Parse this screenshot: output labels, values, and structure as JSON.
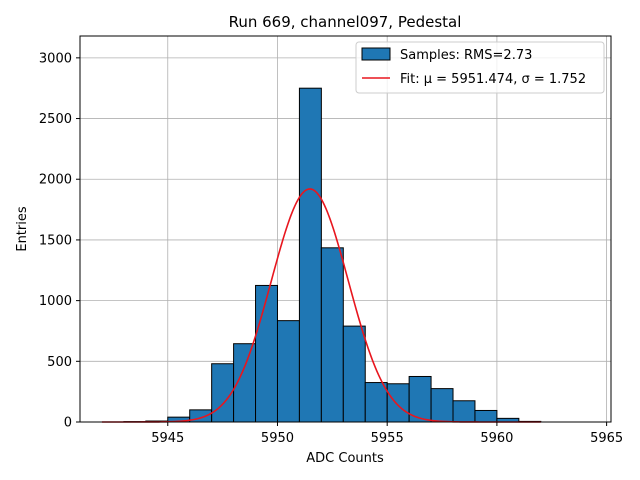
{
  "chart_data": {
    "type": "bar",
    "title": "Run 669, channel097, Pedestal",
    "xlabel": "ADC Counts",
    "ylabel": "Entries",
    "xlim": [
      5941,
      5965.2
    ],
    "ylim": [
      0,
      3180
    ],
    "grid": true,
    "legend_position": "top-right",
    "x_ticks": [
      5945,
      5950,
      5955,
      5960,
      5965
    ],
    "y_ticks": [
      0,
      500,
      1000,
      1500,
      2000,
      2500,
      3000
    ],
    "bar_color": "#1f77b4",
    "bar_edge_color": "#000000",
    "fit_color": "#e8161e",
    "series": [
      {
        "name": "Samples: RMS=2.73",
        "kind": "histogram",
        "bin_edges": [
          5942,
          5943,
          5944,
          5945,
          5946,
          5947,
          5948,
          5949,
          5950,
          5951,
          5952,
          5953,
          5954,
          5955,
          5956,
          5957,
          5958,
          5959,
          5960,
          5961,
          5962
        ],
        "values": [
          0,
          3,
          8,
          40,
          100,
          480,
          645,
          1125,
          835,
          2750,
          1435,
          790,
          325,
          315,
          375,
          275,
          175,
          95,
          30,
          5
        ]
      },
      {
        "name": "Fit: μ = 5951.474, σ = 1.752",
        "kind": "gaussian_fit",
        "mu": 5951.474,
        "sigma": 1.752,
        "amplitude": 1920,
        "x_range": [
          5942,
          5962
        ]
      }
    ]
  }
}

──────

Work instructions
Write out the listing above exactly as it stands, pictures excluded.

Worked answer
Parse this screenshot: output labels, values, and structure as JSON.
{
  "chart_data": {
    "type": "bar",
    "title": "Run 669, channel097, Pedestal",
    "xlabel": "ADC Counts",
    "ylabel": "Entries",
    "xlim": [
      5941,
      5965.2
    ],
    "ylim": [
      0,
      3180
    ],
    "grid": true,
    "legend_position": "top-right",
    "x_ticks": [
      5945,
      5950,
      5955,
      5960,
      5965
    ],
    "y_ticks": [
      0,
      500,
      1000,
      1500,
      2000,
      2500,
      3000
    ],
    "bar_color": "#1f77b4",
    "bar_edge_color": "#000000",
    "fit_color": "#e8161e",
    "series": [
      {
        "name": "Samples: RMS=2.73",
        "kind": "histogram",
        "bin_edges": [
          5942,
          5943,
          5944,
          5945,
          5946,
          5947,
          5948,
          5949,
          5950,
          5951,
          5952,
          5953,
          5954,
          5955,
          5956,
          5957,
          5958,
          5959,
          5960,
          5961,
          5962
        ],
        "values": [
          0,
          3,
          8,
          40,
          100,
          480,
          645,
          1125,
          835,
          2750,
          1435,
          790,
          325,
          315,
          375,
          275,
          175,
          95,
          30,
          5
        ]
      },
      {
        "name": "Fit: μ = 5951.474, σ = 1.752",
        "kind": "gaussian_fit",
        "mu": 5951.474,
        "sigma": 1.752,
        "amplitude": 1920,
        "x_range": [
          5942,
          5962
        ]
      }
    ]
  }
}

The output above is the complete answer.